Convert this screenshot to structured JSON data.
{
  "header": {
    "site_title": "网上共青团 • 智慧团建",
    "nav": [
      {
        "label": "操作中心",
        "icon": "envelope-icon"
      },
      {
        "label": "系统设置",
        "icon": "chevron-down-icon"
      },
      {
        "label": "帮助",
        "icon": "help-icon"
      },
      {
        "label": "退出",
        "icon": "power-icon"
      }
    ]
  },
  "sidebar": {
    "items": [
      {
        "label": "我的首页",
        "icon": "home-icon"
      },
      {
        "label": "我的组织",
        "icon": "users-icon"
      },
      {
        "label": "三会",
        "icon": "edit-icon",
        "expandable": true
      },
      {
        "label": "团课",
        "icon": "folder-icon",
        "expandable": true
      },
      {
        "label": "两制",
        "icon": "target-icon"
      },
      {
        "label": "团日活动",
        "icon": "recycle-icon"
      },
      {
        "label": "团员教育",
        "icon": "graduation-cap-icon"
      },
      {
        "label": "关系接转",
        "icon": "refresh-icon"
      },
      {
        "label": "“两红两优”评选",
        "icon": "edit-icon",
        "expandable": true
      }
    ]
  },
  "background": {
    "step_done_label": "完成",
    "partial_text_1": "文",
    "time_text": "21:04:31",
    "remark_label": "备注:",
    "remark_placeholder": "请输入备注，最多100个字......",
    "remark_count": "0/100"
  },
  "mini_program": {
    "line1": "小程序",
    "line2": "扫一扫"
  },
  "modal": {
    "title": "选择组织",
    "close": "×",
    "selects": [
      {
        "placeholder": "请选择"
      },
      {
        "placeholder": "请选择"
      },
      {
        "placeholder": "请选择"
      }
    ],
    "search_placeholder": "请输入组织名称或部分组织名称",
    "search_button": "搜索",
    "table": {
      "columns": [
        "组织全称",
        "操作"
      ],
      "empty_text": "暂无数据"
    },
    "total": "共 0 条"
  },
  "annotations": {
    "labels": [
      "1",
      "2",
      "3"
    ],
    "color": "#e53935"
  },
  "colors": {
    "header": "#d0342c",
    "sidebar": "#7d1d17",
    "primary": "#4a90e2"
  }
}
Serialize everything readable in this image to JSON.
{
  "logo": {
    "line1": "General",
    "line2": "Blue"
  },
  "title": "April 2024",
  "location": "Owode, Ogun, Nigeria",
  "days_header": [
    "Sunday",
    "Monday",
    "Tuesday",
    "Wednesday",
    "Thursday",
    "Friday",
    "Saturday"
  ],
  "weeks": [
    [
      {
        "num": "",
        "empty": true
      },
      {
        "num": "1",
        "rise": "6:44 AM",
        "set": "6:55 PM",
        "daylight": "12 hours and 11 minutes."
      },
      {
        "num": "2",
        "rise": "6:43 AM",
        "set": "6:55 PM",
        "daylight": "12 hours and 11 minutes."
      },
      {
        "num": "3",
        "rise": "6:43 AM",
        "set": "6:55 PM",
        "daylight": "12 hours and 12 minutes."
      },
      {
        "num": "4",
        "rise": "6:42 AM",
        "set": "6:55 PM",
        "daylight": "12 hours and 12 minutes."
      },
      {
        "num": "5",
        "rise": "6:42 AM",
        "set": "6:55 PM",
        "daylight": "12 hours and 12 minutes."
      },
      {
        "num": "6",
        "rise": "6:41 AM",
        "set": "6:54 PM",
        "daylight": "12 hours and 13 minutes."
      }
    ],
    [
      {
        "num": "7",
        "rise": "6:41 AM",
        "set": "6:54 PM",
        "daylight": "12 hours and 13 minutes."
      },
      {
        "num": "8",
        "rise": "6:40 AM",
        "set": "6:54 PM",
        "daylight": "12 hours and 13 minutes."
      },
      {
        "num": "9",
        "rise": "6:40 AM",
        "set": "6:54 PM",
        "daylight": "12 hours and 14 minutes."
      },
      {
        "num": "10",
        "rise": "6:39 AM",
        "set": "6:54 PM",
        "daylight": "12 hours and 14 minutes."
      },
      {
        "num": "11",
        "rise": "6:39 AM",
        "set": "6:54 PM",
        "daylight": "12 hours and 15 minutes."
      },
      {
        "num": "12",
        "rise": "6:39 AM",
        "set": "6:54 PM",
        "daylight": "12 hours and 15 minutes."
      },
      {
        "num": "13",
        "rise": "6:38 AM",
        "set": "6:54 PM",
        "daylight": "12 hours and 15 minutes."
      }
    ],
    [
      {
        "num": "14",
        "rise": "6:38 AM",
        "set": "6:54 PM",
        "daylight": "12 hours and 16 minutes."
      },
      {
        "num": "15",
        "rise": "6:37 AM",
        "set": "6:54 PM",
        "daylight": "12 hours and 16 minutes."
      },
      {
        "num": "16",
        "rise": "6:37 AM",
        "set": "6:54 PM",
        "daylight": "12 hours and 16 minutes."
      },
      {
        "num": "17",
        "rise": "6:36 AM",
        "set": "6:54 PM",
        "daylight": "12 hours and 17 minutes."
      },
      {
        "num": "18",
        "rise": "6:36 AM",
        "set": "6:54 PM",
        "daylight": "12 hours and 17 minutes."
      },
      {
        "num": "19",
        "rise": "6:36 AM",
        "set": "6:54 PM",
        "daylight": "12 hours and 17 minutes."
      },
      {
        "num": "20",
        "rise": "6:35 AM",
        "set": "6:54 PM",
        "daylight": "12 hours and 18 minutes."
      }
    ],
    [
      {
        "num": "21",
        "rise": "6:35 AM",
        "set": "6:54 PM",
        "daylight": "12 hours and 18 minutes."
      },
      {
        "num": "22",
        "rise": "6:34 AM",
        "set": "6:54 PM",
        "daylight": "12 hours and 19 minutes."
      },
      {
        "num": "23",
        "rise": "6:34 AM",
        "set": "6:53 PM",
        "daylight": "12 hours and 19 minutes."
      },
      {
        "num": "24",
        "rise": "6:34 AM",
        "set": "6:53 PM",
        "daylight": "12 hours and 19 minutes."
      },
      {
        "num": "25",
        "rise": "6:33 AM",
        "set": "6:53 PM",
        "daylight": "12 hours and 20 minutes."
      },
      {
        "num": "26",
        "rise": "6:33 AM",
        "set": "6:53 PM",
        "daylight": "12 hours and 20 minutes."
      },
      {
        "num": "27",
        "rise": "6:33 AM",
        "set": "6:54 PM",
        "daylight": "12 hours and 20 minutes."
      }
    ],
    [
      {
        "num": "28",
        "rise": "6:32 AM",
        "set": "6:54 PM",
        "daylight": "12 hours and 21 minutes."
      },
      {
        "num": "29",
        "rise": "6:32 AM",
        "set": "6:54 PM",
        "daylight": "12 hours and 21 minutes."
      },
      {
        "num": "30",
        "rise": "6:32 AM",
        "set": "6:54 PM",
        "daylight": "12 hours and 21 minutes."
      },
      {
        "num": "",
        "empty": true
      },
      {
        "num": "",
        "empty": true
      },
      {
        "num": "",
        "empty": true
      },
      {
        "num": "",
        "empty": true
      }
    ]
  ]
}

◇ ◇ ◇ ◇

*INSTRUCTIONS FOR THE TASK*
Produce an exact copy of every entry above.

*RESULT FOR THIS TASK*
Convert this screenshot to structured JSON data.
{
  "header": {
    "site_title": "网上共青团 • 智慧团建",
    "nav": [
      {
        "label": "操作中心",
        "icon": "envelope-icon"
      },
      {
        "label": "系统设置",
        "icon": "chevron-down-icon"
      },
      {
        "label": "帮助",
        "icon": "help-icon"
      },
      {
        "label": "退出",
        "icon": "power-icon"
      }
    ]
  },
  "sidebar": {
    "items": [
      {
        "label": "我的首页",
        "icon": "home-icon"
      },
      {
        "label": "我的组织",
        "icon": "users-icon"
      },
      {
        "label": "三会",
        "icon": "edit-icon",
        "expandable": true
      },
      {
        "label": "团课",
        "icon": "folder-icon",
        "expandable": true
      },
      {
        "label": "两制",
        "icon": "target-icon"
      },
      {
        "label": "团日活动",
        "icon": "recycle-icon"
      },
      {
        "label": "团员教育",
        "icon": "graduation-cap-icon"
      },
      {
        "label": "关系接转",
        "icon": "refresh-icon"
      },
      {
        "label": "“两红两优”评选",
        "icon": "edit-icon",
        "expandable": true
      }
    ]
  },
  "background": {
    "step_done_label": "完成",
    "partial_text_1": "文",
    "time_text": "21:04:31",
    "remark_label": "备注:",
    "remark_placeholder": "请输入备注，最多100个字......",
    "remark_count": "0/100"
  },
  "mini_program": {
    "line1": "小程序",
    "line2": "扫一扫"
  },
  "modal": {
    "title": "选择组织",
    "close": "×",
    "selects": [
      {
        "placeholder": "请选择"
      },
      {
        "placeholder": "请选择"
      },
      {
        "placeholder": "请选择"
      }
    ],
    "search_placeholder": "请输入组织名称或部分组织名称",
    "search_button": "搜索",
    "table": {
      "columns": [
        "组织全称",
        "操作"
      ],
      "empty_text": "暂无数据"
    },
    "total": "共 0 条"
  },
  "annotations": {
    "labels": [
      "1",
      "2",
      "3"
    ],
    "color": "#e53935"
  },
  "colors": {
    "header": "#d0342c",
    "sidebar": "#7d1d17",
    "primary": "#4a90e2"
  }
}
Serialize everything readable in this image to JSON.
{
  "logo": {
    "line1": "General",
    "line2": "Blue"
  },
  "title": "April 2024",
  "location": "Owode, Ogun, Nigeria",
  "days_header": [
    "Sunday",
    "Monday",
    "Tuesday",
    "Wednesday",
    "Thursday",
    "Friday",
    "Saturday"
  ],
  "weeks": [
    [
      {
        "num": "",
        "empty": true
      },
      {
        "num": "1",
        "rise": "6:44 AM",
        "set": "6:55 PM",
        "daylight": "12 hours and 11 minutes."
      },
      {
        "num": "2",
        "rise": "6:43 AM",
        "set": "6:55 PM",
        "daylight": "12 hours and 11 minutes."
      },
      {
        "num": "3",
        "rise": "6:43 AM",
        "set": "6:55 PM",
        "daylight": "12 hours and 12 minutes."
      },
      {
        "num": "4",
        "rise": "6:42 AM",
        "set": "6:55 PM",
        "daylight": "12 hours and 12 minutes."
      },
      {
        "num": "5",
        "rise": "6:42 AM",
        "set": "6:55 PM",
        "daylight": "12 hours and 12 minutes."
      },
      {
        "num": "6",
        "rise": "6:41 AM",
        "set": "6:54 PM",
        "daylight": "12 hours and 13 minutes."
      }
    ],
    [
      {
        "num": "7",
        "rise": "6:41 AM",
        "set": "6:54 PM",
        "daylight": "12 hours and 13 minutes."
      },
      {
        "num": "8",
        "rise": "6:40 AM",
        "set": "6:54 PM",
        "daylight": "12 hours and 13 minutes."
      },
      {
        "num": "9",
        "rise": "6:40 AM",
        "set": "6:54 PM",
        "daylight": "12 hours and 14 minutes."
      },
      {
        "num": "10",
        "rise": "6:39 AM",
        "set": "6:54 PM",
        "daylight": "12 hours and 14 minutes."
      },
      {
        "num": "11",
        "rise": "6:39 AM",
        "set": "6:54 PM",
        "daylight": "12 hours and 15 minutes."
      },
      {
        "num": "12",
        "rise": "6:39 AM",
        "set": "6:54 PM",
        "daylight": "12 hours and 15 minutes."
      },
      {
        "num": "13",
        "rise": "6:38 AM",
        "set": "6:54 PM",
        "daylight": "12 hours and 15 minutes."
      }
    ],
    [
      {
        "num": "14",
        "rise": "6:38 AM",
        "set": "6:54 PM",
        "daylight": "12 hours and 16 minutes."
      },
      {
        "num": "15",
        "rise": "6:37 AM",
        "set": "6:54 PM",
        "daylight": "12 hours and 16 minutes."
      },
      {
        "num": "16",
        "rise": "6:37 AM",
        "set": "6:54 PM",
        "daylight": "12 hours and 16 minutes."
      },
      {
        "num": "17",
        "rise": "6:36 AM",
        "set": "6:54 PM",
        "daylight": "12 hours and 17 minutes."
      },
      {
        "num": "18",
        "rise": "6:36 AM",
        "set": "6:54 PM",
        "daylight": "12 hours and 17 minutes."
      },
      {
        "num": "19",
        "rise": "6:36 AM",
        "set": "6:54 PM",
        "daylight": "12 hours and 17 minutes."
      },
      {
        "num": "20",
        "rise": "6:35 AM",
        "set": "6:54 PM",
        "daylight": "12 hours and 18 minutes."
      }
    ],
    [
      {
        "num": "21",
        "rise": "6:35 AM",
        "set": "6:54 PM",
        "daylight": "12 hours and 18 minutes."
      },
      {
        "num": "22",
        "rise": "6:34 AM",
        "set": "6:54 PM",
        "daylight": "12 hours and 19 minutes."
      },
      {
        "num": "23",
        "rise": "6:34 AM",
        "set": "6:53 PM",
        "daylight": "12 hours and 19 minutes."
      },
      {
        "num": "24",
        "rise": "6:34 AM",
        "set": "6:53 PM",
        "daylight": "12 hours and 19 minutes."
      },
      {
        "num": "25",
        "rise": "6:33 AM",
        "set": "6:53 PM",
        "daylight": "12 hours and 20 minutes."
      },
      {
        "num": "26",
        "rise": "6:33 AM",
        "set": "6:53 PM",
        "daylight": "12 hours and 20 minutes."
      },
      {
        "num": "27",
        "rise": "6:33 AM",
        "set": "6:54 PM",
        "daylight": "12 hours and 20 minutes."
      }
    ],
    [
      {
        "num": "28",
        "rise": "6:32 AM",
        "set": "6:54 PM",
        "daylight": "12 hours and 21 minutes."
      },
      {
        "num": "29",
        "rise": "6:32 AM",
        "set": "6:54 PM",
        "daylight": "12 hours and 21 minutes."
      },
      {
        "num": "30",
        "rise": "6:32 AM",
        "set": "6:54 PM",
        "daylight": "12 hours and 21 minutes."
      },
      {
        "num": "",
        "empty": true
      },
      {
        "num": "",
        "empty": true
      },
      {
        "num": "",
        "empty": true
      },
      {
        "num": "",
        "empty": true
      }
    ]
  ]
}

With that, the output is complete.